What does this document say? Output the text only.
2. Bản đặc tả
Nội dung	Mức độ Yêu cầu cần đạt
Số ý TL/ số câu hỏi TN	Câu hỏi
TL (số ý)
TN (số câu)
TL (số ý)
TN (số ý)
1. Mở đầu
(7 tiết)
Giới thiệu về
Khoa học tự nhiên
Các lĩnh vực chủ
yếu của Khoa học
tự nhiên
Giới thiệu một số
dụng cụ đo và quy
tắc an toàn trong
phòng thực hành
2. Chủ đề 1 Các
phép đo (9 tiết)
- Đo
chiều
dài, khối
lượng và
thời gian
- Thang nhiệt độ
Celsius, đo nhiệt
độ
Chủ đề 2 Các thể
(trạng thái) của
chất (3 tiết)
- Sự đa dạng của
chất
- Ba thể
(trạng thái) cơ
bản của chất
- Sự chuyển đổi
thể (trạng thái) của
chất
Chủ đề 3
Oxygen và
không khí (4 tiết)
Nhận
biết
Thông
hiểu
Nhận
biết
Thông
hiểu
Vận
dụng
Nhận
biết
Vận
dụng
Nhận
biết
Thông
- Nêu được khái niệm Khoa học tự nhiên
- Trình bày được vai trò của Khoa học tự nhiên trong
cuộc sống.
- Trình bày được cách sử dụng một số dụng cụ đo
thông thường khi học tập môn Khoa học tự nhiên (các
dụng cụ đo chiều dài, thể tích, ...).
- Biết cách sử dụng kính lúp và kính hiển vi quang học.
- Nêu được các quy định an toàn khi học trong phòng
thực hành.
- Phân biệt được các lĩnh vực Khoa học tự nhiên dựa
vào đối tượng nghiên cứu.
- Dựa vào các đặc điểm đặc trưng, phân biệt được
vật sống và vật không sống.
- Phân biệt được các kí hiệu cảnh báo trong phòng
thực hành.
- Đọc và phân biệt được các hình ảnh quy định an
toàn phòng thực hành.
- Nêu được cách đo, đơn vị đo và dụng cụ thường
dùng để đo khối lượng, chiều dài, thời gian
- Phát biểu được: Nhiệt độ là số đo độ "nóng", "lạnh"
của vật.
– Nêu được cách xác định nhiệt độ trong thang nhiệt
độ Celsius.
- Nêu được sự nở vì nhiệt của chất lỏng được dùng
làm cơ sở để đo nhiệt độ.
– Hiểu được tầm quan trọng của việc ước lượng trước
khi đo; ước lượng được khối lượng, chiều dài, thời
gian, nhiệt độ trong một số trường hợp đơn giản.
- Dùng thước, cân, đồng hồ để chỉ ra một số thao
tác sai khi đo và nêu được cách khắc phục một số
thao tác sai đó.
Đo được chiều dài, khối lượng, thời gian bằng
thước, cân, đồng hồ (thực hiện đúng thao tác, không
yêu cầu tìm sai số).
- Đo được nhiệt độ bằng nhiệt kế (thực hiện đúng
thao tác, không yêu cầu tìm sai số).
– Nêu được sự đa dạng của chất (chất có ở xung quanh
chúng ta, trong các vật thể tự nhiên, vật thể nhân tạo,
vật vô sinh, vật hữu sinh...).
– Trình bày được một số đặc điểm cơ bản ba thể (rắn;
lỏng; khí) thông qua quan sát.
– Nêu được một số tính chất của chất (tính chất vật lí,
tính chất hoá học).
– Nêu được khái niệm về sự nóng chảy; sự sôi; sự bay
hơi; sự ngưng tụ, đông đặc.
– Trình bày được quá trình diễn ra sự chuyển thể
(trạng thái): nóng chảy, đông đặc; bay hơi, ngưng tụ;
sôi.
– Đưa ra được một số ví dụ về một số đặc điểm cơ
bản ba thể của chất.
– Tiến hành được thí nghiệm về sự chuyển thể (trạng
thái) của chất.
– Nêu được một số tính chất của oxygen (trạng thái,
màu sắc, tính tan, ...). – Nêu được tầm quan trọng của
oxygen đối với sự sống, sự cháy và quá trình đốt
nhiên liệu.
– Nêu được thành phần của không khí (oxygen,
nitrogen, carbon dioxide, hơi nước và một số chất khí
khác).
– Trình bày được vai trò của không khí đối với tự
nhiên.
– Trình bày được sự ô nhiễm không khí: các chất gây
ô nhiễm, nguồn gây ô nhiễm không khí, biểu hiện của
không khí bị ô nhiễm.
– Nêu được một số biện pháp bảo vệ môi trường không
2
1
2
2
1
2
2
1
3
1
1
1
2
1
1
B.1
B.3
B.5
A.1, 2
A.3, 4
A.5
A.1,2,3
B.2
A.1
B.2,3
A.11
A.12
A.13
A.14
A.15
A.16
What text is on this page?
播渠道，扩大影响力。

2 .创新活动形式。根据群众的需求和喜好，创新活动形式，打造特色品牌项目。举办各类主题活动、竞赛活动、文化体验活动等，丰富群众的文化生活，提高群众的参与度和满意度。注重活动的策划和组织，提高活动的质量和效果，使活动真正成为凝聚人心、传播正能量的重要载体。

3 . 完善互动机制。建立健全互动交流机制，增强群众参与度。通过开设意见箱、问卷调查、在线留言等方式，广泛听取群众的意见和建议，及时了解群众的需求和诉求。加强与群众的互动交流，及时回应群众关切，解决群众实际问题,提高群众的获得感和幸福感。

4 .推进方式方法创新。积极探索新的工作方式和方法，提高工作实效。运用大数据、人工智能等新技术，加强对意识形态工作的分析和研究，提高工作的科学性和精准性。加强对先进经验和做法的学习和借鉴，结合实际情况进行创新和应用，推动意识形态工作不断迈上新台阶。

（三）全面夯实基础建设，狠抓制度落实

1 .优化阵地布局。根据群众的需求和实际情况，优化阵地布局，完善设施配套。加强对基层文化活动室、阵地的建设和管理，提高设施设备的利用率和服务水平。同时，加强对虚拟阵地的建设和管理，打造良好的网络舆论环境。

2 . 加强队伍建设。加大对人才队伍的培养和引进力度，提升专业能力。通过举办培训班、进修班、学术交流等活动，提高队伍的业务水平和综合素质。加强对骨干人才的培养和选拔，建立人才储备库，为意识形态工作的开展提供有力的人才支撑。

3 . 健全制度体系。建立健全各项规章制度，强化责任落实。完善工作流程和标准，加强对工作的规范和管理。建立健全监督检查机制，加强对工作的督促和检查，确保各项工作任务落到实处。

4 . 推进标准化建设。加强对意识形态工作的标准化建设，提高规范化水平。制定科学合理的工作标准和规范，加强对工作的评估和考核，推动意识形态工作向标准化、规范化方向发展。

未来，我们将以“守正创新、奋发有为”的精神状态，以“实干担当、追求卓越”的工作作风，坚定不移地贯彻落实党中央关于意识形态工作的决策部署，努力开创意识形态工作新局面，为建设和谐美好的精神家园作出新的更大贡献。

§ **What is asked**
Write out every entry again, keeping each line exactly the same.

§ **Solution**
What does this document say? Output the text only.
2. Bản đặc tả
Nội dung	Mức độ Yêu cầu cần đạt
Số ý TL/ số câu hỏi TN	Câu hỏi
TL (số ý)
TN (số câu)
TL (số ý)
TN (số ý)
1. Mở đầu
(7 tiết)
Giới thiệu về
Khoa học tự nhiên
Các lĩnh vực chủ
yếu của Khoa học
tự nhiên
Giới thiệu một số
dụng cụ đo và quy
tắc an toàn trong
phòng thực hành
2. Chủ đề 1 Các
phép đo (9 tiết)
- Đo
chiều
dài, khối
lượng và
thời gian
- Thang nhiệt độ
Celsius, đo nhiệt
độ
Chủ đề 2 Các thể
(trạng thái) của
chất (3 tiết)
- Sự đa dạng của
chất
- Ba thể
(trạng thái) cơ
bản của chất
- Sự chuyển đổi
thể (trạng thái) của
chất
Chủ đề 3
Oxygen và
không khí (4 tiết)
Nhận
biết
Thông
hiểu
Nhận
biết
Thông
hiểu
Vận
dụng
Nhận
biết
Vận
dụng
Nhận
biết
Thông
- Nêu được khái niệm Khoa học tự nhiên
- Trình bày được vai trò của Khoa học tự nhiên trong
cuộc sống.
- Trình bày được cách sử dụng một số dụng cụ đo
thông thường khi học tập môn Khoa học tự nhiên (các
dụng cụ đo chiều dài, thể tích, ...).
- Biết cách sử dụng kính lúp và kính hiển vi quang học.
- Nêu được các quy định an toàn khi học trong phòng
thực hành.
- Phân biệt được các lĩnh vực Khoa học tự nhiên dựa
vào đối tượng nghiên cứu.
- Dựa vào các đặc điểm đặc trưng, phân biệt được
vật sống và vật không sống.
- Phân biệt được các kí hiệu cảnh báo trong phòng
thực hành.
- Đọc và phân biệt được các hình ảnh quy định an
toàn phòng thực hành.
- Nêu được cách đo, đơn vị đo và dụng cụ thường
dùng để đo khối lượng, chiều dài, thời gian
- Phát biểu được: Nhiệt độ là số đo độ "nóng", "lạnh"
của vật.
– Nêu được cách xác định nhiệt độ trong thang nhiệt
độ Celsius.
- Nêu được sự nở vì nhiệt của chất lỏng được dùng
làm cơ sở để đo nhiệt độ.
– Hiểu được tầm quan trọng của việc ước lượng trước
khi đo; ước lượng được khối lượng, chiều dài, thời
gian, nhiệt độ trong một số trường hợp đơn giản.
- Dùng thước, cân, đồng hồ để chỉ ra một số thao
tác sai khi đo và nêu được cách khắc phục một số
thao tác sai đó.
Đo được chiều dài, khối lượng, thời gian bằng
thước, cân, đồng hồ (thực hiện đúng thao tác, không
yêu cầu tìm sai số).
- Đo được nhiệt độ bằng nhiệt kế (thực hiện đúng
thao tác, không yêu cầu tìm sai số).
– Nêu được sự đa dạng của chất (chất có ở xung quanh
chúng ta, trong các vật thể tự nhiên, vật thể nhân tạo,
vật vô sinh, vật hữu sinh...).
– Trình bày được một số đặc điểm cơ bản ba thể (rắn;
lỏng; khí) thông qua quan sát.
– Nêu được một số tính chất của chất (tính chất vật lí,
tính chất hoá học).
– Nêu được khái niệm về sự nóng chảy; sự sôi; sự bay
hơi; sự ngưng tụ, đông đặc.
– Trình bày được quá trình diễn ra sự chuyển thể
(trạng thái): nóng chảy, đông đặc; bay hơi, ngưng tụ;
sôi.
– Đưa ra được một số ví dụ về một số đặc điểm cơ
bản ba thể của chất.
– Tiến hành được thí nghiệm về sự chuyển thể (trạng
thái) của chất.
– Nêu được một số tính chất của oxygen (trạng thái,
màu sắc, tính tan, ...). – Nêu được tầm quan trọng của
oxygen đối với sự sống, sự cháy và quá trình đốt
nhiên liệu.
– Nêu được thành phần của không khí (oxygen,
nitrogen, carbon dioxide, hơi nước và một số chất khí
khác).
– Trình bày được vai trò của không khí đối với tự
nhiên.
– Trình bày được sự ô nhiễm không khí: các chất gây
ô nhiễm, nguồn gây ô nhiễm không khí, biểu hiện của
không khí bị ô nhiễm.
– Nêu được một số biện pháp bảo vệ môi trường không
2
1
2
2
1
2
2
1
3
1
1
1
2
1
1
B.1
B.3
B.5
A.1, 2
A.3, 4
A.5
A.1,2,3
B.2
A.1
B.2,3
A.11
A.12
A.13
A.14
A.15
A.16
What text is on this page?
播渠道，扩大影响力。

2 .创新活动形式。根据群众的需求和喜好，创新活动形式，打造特色品牌项目。举办各类主题活动、竞赛活动、文化体验活动等，丰富群众的文化生活，提高群众的参与度和满意度。注重活动的策划和组织，提高活动的质量和效果，使活动真正成为凝聚人心、传播正能量的重要载体。

3 . 完善互动机制。建立健全互动交流机制，增强群众参与度。通过开设意见箱、问卷调查、在线留言等方式，广泛听取群众的意见和建议，及时了解群众的需求和诉求。加强与群众的互动交流，及时回应群众关切，解决群众实际问题,提高群众的获得感和幸福感。

4 .推进方式方法创新。积极探索新的工作方式和方法，提高工作实效。运用大数据、人工智能等新技术，加强对意识形态工作的分析和研究，提高工作的科学性和精准性。加强对先进经验和做法的学习和借鉴，结合实际情况进行创新和应用，推动意识形态工作不断迈上新台阶。

（三）全面夯实基础建设，狠抓制度落实

1 .优化阵地布局。根据群众的需求和实际情况，优化阵地布局，完善设施配套。加强对基层文化活动室、阵地的建设和管理，提高设施设备的利用率和服务水平。同时，加强对虚拟阵地的建设和管理，打造良好的网络舆论环境。

2 . 加强队伍建设。加大对人才队伍的培养和引进力度，提升专业能力。通过举办培训班、进修班、学术交流等活动，提高队伍的业务水平和综合素质。加强对骨干人才的培养和选拔，建立人才储备库，为意识形态工作的开展提供有力的人才支撑。

3 . 健全制度体系。建立健全各项规章制度，强化责任落实。完善工作流程和标准，加强对工作的规范和管理。建立健全监督检查机制，加强对工作的督促和检查，确保各项工作任务落到实处。

4 . 推进标准化建设。加强对意识形态工作的标准化建设，提高规范化水平。制定科学合理的工作标准和规范，加强对工作的评估和考核，推动意识形态工作向标准化、规范化方向发展。

未来，我们将以“守正创新、奋发有为”的精神状态，以“实干担当、追求卓越”的工作作风，坚定不移地贯彻落实党中央关于意识形态工作的决策部署，努力开创意识形态工作新局面，为建设和谐美好的精神家园作出新的更大贡献。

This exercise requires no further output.